▶ [Stated exercise]: Extract each line of the data and write it out again exactly.

=-=-=-=-=

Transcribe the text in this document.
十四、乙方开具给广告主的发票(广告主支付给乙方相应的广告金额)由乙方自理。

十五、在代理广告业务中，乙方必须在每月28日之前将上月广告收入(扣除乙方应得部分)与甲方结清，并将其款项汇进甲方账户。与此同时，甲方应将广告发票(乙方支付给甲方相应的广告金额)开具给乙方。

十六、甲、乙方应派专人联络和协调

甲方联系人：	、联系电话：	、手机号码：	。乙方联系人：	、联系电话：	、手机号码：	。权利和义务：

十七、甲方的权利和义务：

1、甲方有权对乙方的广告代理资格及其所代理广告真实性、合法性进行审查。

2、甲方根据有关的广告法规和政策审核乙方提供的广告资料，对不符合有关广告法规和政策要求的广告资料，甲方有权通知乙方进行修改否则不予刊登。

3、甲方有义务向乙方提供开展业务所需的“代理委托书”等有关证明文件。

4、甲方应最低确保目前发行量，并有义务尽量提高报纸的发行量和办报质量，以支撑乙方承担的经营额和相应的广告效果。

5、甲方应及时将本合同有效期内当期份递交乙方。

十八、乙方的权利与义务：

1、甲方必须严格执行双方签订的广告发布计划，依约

=-=-=-=-=

▶ [Answer to the task]:
Transcribe the text in this document.
十四、乙方开具给广告主的发票(广告主支付给乙方相应的广告金额)由乙方自理。

十五、在代理广告业务中，乙方必须在每月28日之前将上月广告收入(扣除乙方应得部分)与甲方结清，并将其款项汇进甲方账户。与此同时，甲方应将广告发票(乙方支付给甲方相应的广告金额)开具给乙方。

十六、甲、乙方应派专人联络和协调

甲方联系人：	、联系电话：	、手机号码：	。乙方联系人：	、联系电话：	、手机号码：	。权利和义务：

十七、甲方的权利和义务：

1、甲方有权对乙方的广告代理资格及其所代理广告真实性、合法性进行审查。

2、甲方根据有关的广告法规和政策审核乙方提供的广告资料，对不符合有关广告法规和政策要求的广告资料，甲方有权通知乙方进行修改否则不予刊登。

3、甲方有义务向乙方提供开展业务所需的“代理委托书”等有关证明文件。

4、甲方应最低确保目前发行量，并有义务尽量提高报纸的发行量和办报质量，以支撑乙方承担的经营额和相应的广告效果。

5、甲方应及时将本合同有效期内当期份递交乙方。

十八、乙方的权利与义务：

1、甲方必须严格执行双方签订的广告发布计划，依约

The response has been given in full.